◆ SHORT PROBLEM
In the entries below, count every line containing "date". Reply with the number alone.

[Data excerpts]
-- Start --

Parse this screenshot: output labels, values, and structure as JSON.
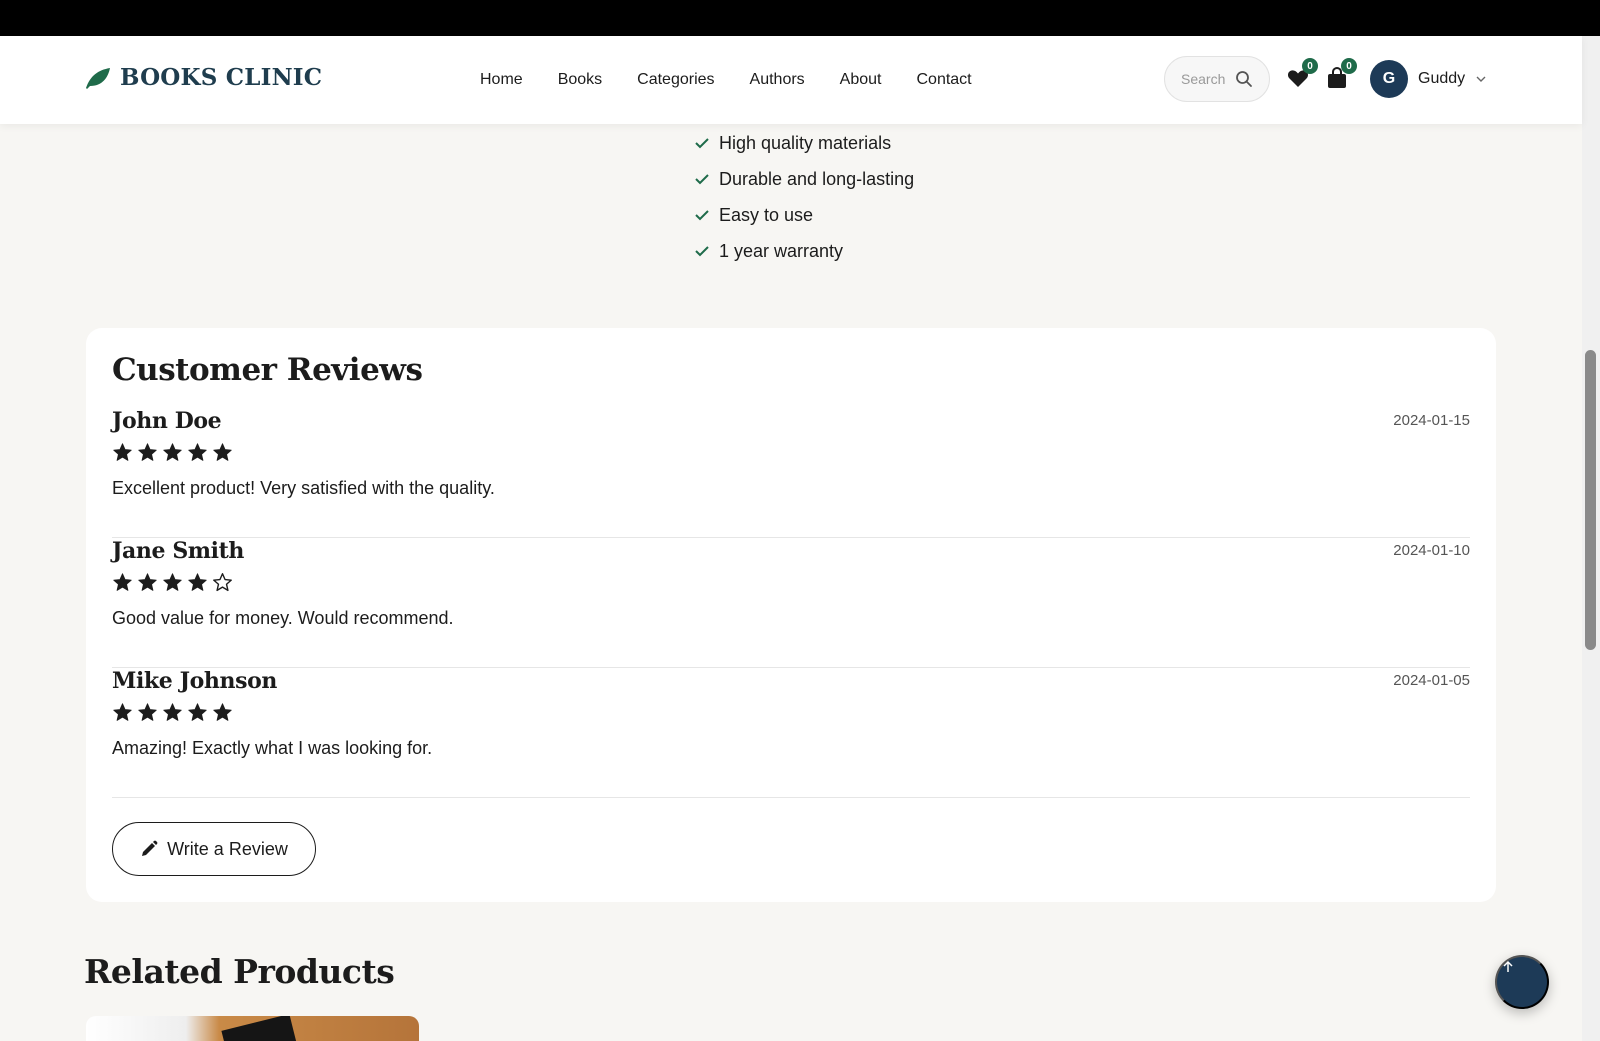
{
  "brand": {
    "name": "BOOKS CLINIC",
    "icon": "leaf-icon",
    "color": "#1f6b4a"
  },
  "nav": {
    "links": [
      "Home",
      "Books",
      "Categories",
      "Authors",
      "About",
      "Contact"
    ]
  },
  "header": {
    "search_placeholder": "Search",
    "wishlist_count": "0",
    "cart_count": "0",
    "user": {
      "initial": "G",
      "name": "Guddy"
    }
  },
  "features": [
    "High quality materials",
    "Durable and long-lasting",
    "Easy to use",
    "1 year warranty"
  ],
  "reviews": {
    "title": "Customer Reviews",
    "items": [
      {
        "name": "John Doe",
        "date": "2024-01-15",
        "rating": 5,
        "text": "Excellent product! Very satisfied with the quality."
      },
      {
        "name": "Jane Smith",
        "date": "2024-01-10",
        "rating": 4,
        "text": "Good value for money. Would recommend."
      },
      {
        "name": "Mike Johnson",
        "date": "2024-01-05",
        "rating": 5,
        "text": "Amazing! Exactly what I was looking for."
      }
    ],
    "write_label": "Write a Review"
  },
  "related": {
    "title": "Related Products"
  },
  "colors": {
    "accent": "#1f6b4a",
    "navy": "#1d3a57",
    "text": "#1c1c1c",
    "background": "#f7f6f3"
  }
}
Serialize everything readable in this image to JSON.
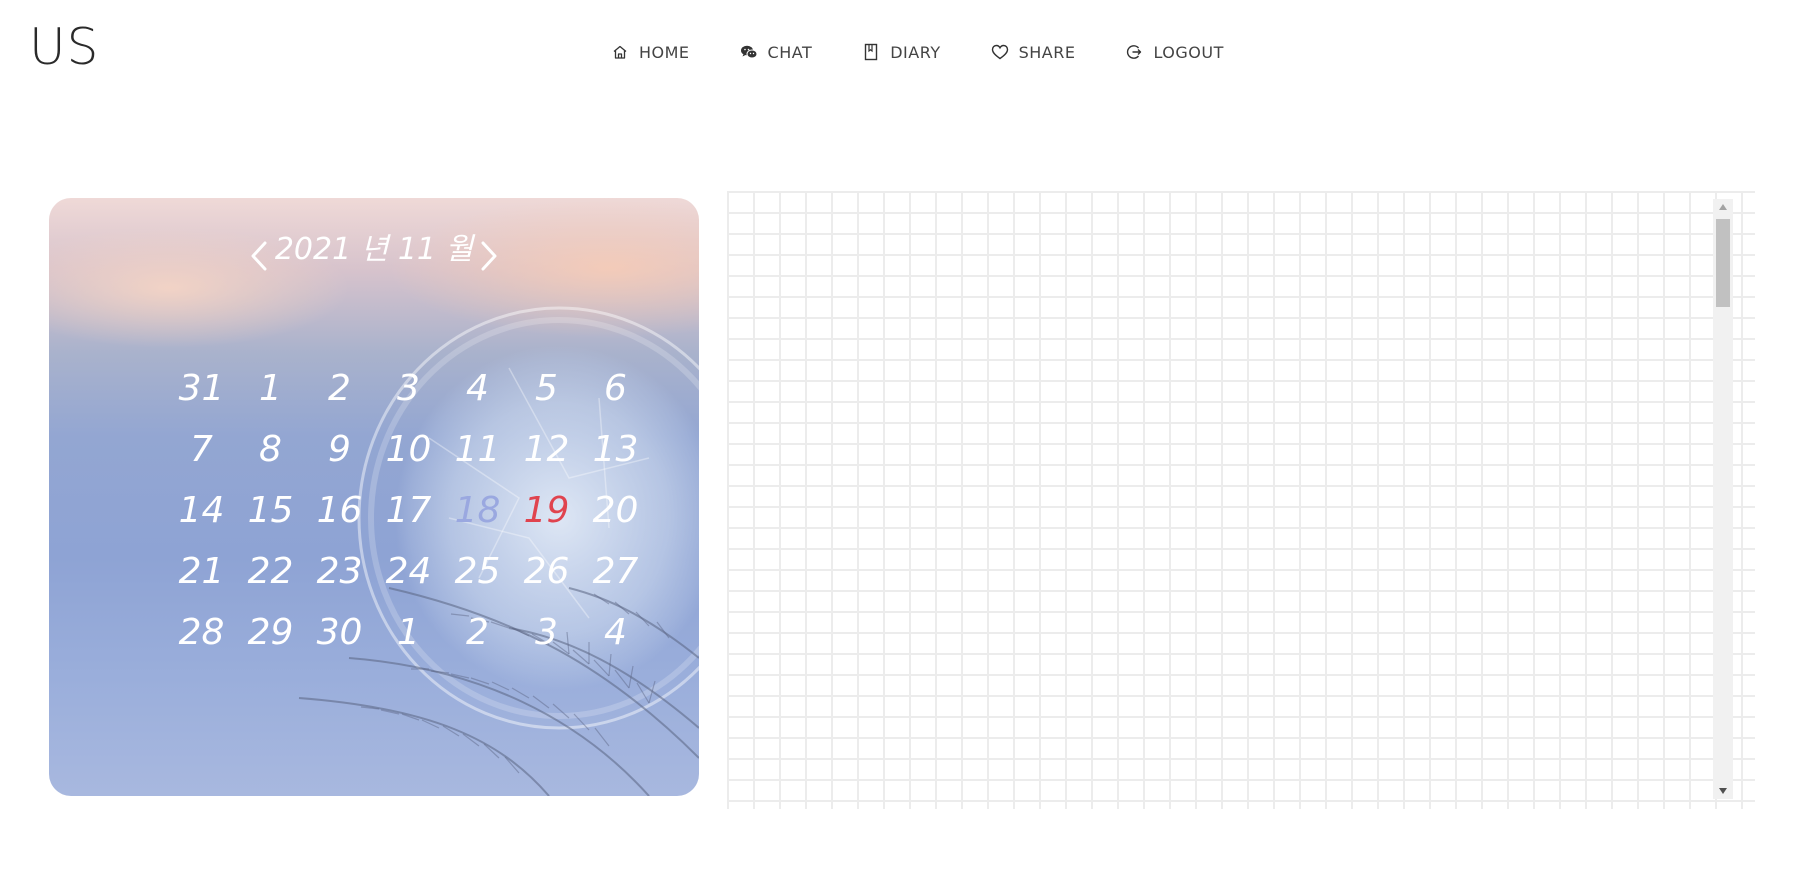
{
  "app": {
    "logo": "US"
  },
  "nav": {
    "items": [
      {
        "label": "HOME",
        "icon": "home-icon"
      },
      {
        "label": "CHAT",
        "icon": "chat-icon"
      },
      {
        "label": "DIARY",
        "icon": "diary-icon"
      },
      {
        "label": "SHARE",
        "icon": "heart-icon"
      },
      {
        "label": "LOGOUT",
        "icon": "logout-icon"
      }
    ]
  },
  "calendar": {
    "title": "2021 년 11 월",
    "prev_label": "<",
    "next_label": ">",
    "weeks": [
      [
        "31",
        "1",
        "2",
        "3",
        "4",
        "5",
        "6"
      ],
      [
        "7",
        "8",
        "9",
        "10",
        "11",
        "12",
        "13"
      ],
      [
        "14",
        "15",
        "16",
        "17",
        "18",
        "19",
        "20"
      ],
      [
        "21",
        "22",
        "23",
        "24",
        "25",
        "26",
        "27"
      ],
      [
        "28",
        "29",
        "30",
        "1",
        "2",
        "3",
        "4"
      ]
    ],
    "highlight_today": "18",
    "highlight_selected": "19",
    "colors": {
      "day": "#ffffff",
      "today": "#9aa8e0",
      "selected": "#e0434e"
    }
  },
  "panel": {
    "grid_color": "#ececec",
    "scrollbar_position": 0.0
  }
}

-- End --

◆ SOLUTION FOR THIS EXERCISE
3